## What this task involves
Transcribe the entries below exactly; leave every image out.

## Given data
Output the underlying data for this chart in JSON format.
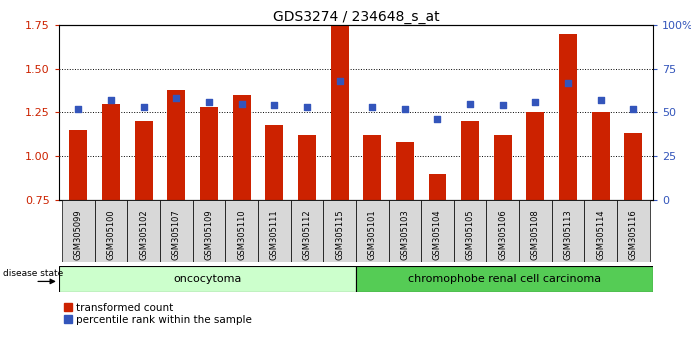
{
  "title": "GDS3274 / 234648_s_at",
  "samples": [
    "GSM305099",
    "GSM305100",
    "GSM305102",
    "GSM305107",
    "GSM305109",
    "GSM305110",
    "GSM305111",
    "GSM305112",
    "GSM305115",
    "GSM305101",
    "GSM305103",
    "GSM305104",
    "GSM305105",
    "GSM305106",
    "GSM305108",
    "GSM305113",
    "GSM305114",
    "GSM305116"
  ],
  "bar_values": [
    1.15,
    1.3,
    1.2,
    1.38,
    1.28,
    1.35,
    1.18,
    1.12,
    1.75,
    1.12,
    1.08,
    0.9,
    1.2,
    1.12,
    1.25,
    1.7,
    1.25,
    1.13
  ],
  "dot_values": [
    52,
    57,
    53,
    58,
    56,
    55,
    54,
    53,
    68,
    53,
    52,
    46,
    55,
    54,
    56,
    67,
    57,
    52
  ],
  "ylim_left": [
    0.75,
    1.75
  ],
  "ylim_right": [
    0,
    100
  ],
  "yticks_left": [
    0.75,
    1.0,
    1.25,
    1.5,
    1.75
  ],
  "yticks_right": [
    0,
    25,
    50,
    75,
    100
  ],
  "ytick_labels_right": [
    "0",
    "25",
    "50",
    "75",
    "100%"
  ],
  "group1_label": "oncocytoma",
  "group2_label": "chromophobe renal cell carcinoma",
  "group1_count": 9,
  "group2_count": 9,
  "bar_color": "#cc2200",
  "dot_color": "#3355bb",
  "group1_bg": "#ccffcc",
  "group2_bg": "#55cc55",
  "legend_bar": "transformed count",
  "legend_dot": "percentile rank within the sample",
  "bar_width": 0.55,
  "background_color": "#ffffff",
  "plot_bg": "#ffffff",
  "tick_bg": "#d8d8d8",
  "title_fontsize": 10
}
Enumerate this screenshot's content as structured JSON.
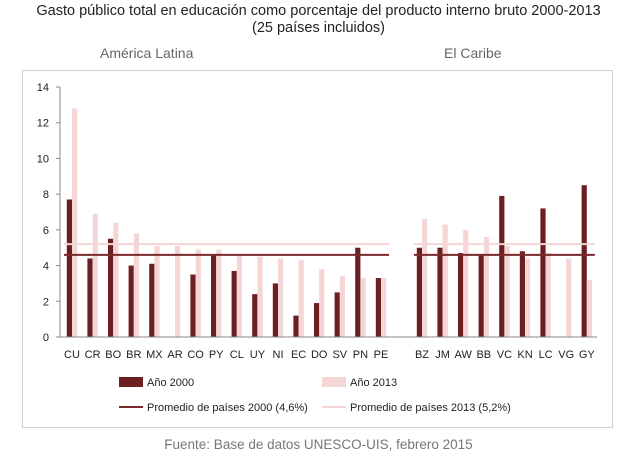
{
  "title_line1": "Gasto público total en educación como porcentaje del producto interno bruto 2000-2013",
  "title_line2": "(25 países incluidos)",
  "source": "Fuente: Base de datos UNESCO-UIS, febrero 2015",
  "colors": {
    "y2000": "#6b1f22",
    "y2013": "#f4d6d6",
    "avg2000": "#7a2a2c",
    "avg2013": "#f4d6d6"
  },
  "chart_data": {
    "type": "bar",
    "groups": [
      {
        "name": "América Latina",
        "categories": [
          "CU",
          "CR",
          "BO",
          "BR",
          "MX",
          "AR",
          "CO",
          "PY",
          "CL",
          "UY",
          "NI",
          "EC",
          "DO",
          "SV",
          "PN",
          "PE"
        ]
      },
      {
        "name": "El Caribe",
        "categories": [
          "BZ",
          "JM",
          "AW",
          "BB",
          "VC",
          "KN",
          "LC",
          "VG",
          "GY"
        ]
      }
    ],
    "categories": [
      "CU",
      "CR",
      "BO",
      "BR",
      "MX",
      "AR",
      "CO",
      "PY",
      "CL",
      "UY",
      "NI",
      "EC",
      "DO",
      "SV",
      "PN",
      "PE",
      "BZ",
      "JM",
      "AW",
      "BB",
      "VC",
      "KN",
      "LC",
      "VG",
      "GY"
    ],
    "series": [
      {
        "name": "Año 2000",
        "values": [
          7.7,
          4.4,
          5.5,
          4.0,
          4.1,
          null,
          3.5,
          4.6,
          3.7,
          2.4,
          3.0,
          1.2,
          1.9,
          2.5,
          5.0,
          3.3,
          5.0,
          5.0,
          4.7,
          4.6,
          7.9,
          4.8,
          7.2,
          null,
          8.5
        ]
      },
      {
        "name": "Año 2013",
        "values": [
          12.8,
          6.9,
          6.4,
          5.8,
          5.1,
          5.1,
          4.9,
          4.9,
          4.6,
          4.5,
          4.4,
          4.3,
          3.8,
          3.4,
          3.3,
          3.3,
          6.6,
          6.3,
          6.0,
          5.6,
          5.1,
          4.4,
          4.7,
          4.4,
          3.2
        ]
      }
    ],
    "averages": [
      {
        "name": "Promedio de países 2000 (4,6%)",
        "value": 4.6
      },
      {
        "name": "Promedio de países 2013 (5,2%)",
        "value": 5.2
      }
    ],
    "ylim": [
      0,
      14
    ],
    "yticks": [
      0,
      2,
      4,
      6,
      8,
      10,
      12,
      14
    ],
    "grid": false,
    "legend": "bottom"
  }
}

## The response
Output the underlying data for this chart in JSON format.
{
  "title": "GDS3274 / 234648_s_at",
  "samples": [
    "GSM305099",
    "GSM305100",
    "GSM305102",
    "GSM305107",
    "GSM305109",
    "GSM305110",
    "GSM305111",
    "GSM305112",
    "GSM305115",
    "GSM305101",
    "GSM305103",
    "GSM305104",
    "GSM305105",
    "GSM305106",
    "GSM305108",
    "GSM305113",
    "GSM305114",
    "GSM305116"
  ],
  "bar_values": [
    1.15,
    1.3,
    1.2,
    1.38,
    1.28,
    1.35,
    1.18,
    1.12,
    1.75,
    1.12,
    1.08,
    0.9,
    1.2,
    1.12,
    1.25,
    1.7,
    1.25,
    1.13
  ],
  "dot_values": [
    52,
    57,
    53,
    58,
    56,
    55,
    54,
    53,
    68,
    53,
    52,
    46,
    55,
    54,
    56,
    67,
    57,
    52
  ],
  "ylim_left": [
    0.75,
    1.75
  ],
  "ylim_right": [
    0,
    100
  ],
  "yticks_left": [
    0.75,
    1.0,
    1.25,
    1.5,
    1.75
  ],
  "yticks_right": [
    0,
    25,
    50,
    75,
    100
  ],
  "ytick_labels_right": [
    "0",
    "25",
    "50",
    "75",
    "100%"
  ],
  "group1_label": "oncocytoma",
  "group2_label": "chromophobe renal cell carcinoma",
  "group1_count": 9,
  "group2_count": 9,
  "bar_color": "#cc2200",
  "dot_color": "#3355bb",
  "group1_bg": "#ccffcc",
  "group2_bg": "#55cc55",
  "legend_bar": "transformed count",
  "legend_dot": "percentile rank within the sample",
  "bar_width": 0.55,
  "background_color": "#ffffff",
  "plot_bg": "#ffffff",
  "tick_bg": "#d8d8d8",
  "title_fontsize": 10
}
Enumerate this screenshot's content as structured JSON.
{
  "title_line1": "Gasto público total en educación como porcentaje del producto interno bruto 2000-2013",
  "title_line2": "(25 países incluidos)",
  "source": "Fuente: Base de datos UNESCO-UIS, febrero 2015",
  "colors": {
    "y2000": "#6b1f22",
    "y2013": "#f4d6d6",
    "avg2000": "#7a2a2c",
    "avg2013": "#f4d6d6"
  },
  "chart_data": {
    "type": "bar",
    "groups": [
      {
        "name": "América Latina",
        "categories": [
          "CU",
          "CR",
          "BO",
          "BR",
          "MX",
          "AR",
          "CO",
          "PY",
          "CL",
          "UY",
          "NI",
          "EC",
          "DO",
          "SV",
          "PN",
          "PE"
        ]
      },
      {
        "name": "El Caribe",
        "categories": [
          "BZ",
          "JM",
          "AW",
          "BB",
          "VC",
          "KN",
          "LC",
          "VG",
          "GY"
        ]
      }
    ],
    "categories": [
      "CU",
      "CR",
      "BO",
      "BR",
      "MX",
      "AR",
      "CO",
      "PY",
      "CL",
      "UY",
      "NI",
      "EC",
      "DO",
      "SV",
      "PN",
      "PE",
      "BZ",
      "JM",
      "AW",
      "BB",
      "VC",
      "KN",
      "LC",
      "VG",
      "GY"
    ],
    "series": [
      {
        "name": "Año 2000",
        "values": [
          7.7,
          4.4,
          5.5,
          4.0,
          4.1,
          null,
          3.5,
          4.6,
          3.7,
          2.4,
          3.0,
          1.2,
          1.9,
          2.5,
          5.0,
          3.3,
          5.0,
          5.0,
          4.7,
          4.6,
          7.9,
          4.8,
          7.2,
          null,
          8.5
        ]
      },
      {
        "name": "Año 2013",
        "values": [
          12.8,
          6.9,
          6.4,
          5.8,
          5.1,
          5.1,
          4.9,
          4.9,
          4.6,
          4.5,
          4.4,
          4.3,
          3.8,
          3.4,
          3.3,
          3.3,
          6.6,
          6.3,
          6.0,
          5.6,
          5.1,
          4.4,
          4.7,
          4.4,
          3.2
        ]
      }
    ],
    "averages": [
      {
        "name": "Promedio de países 2000 (4,6%)",
        "value": 4.6
      },
      {
        "name": "Promedio de países 2013 (5,2%)",
        "value": 5.2
      }
    ],
    "ylim": [
      0,
      14
    ],
    "yticks": [
      0,
      2,
      4,
      6,
      8,
      10,
      12,
      14
    ],
    "grid": false,
    "legend": "bottom"
  }
}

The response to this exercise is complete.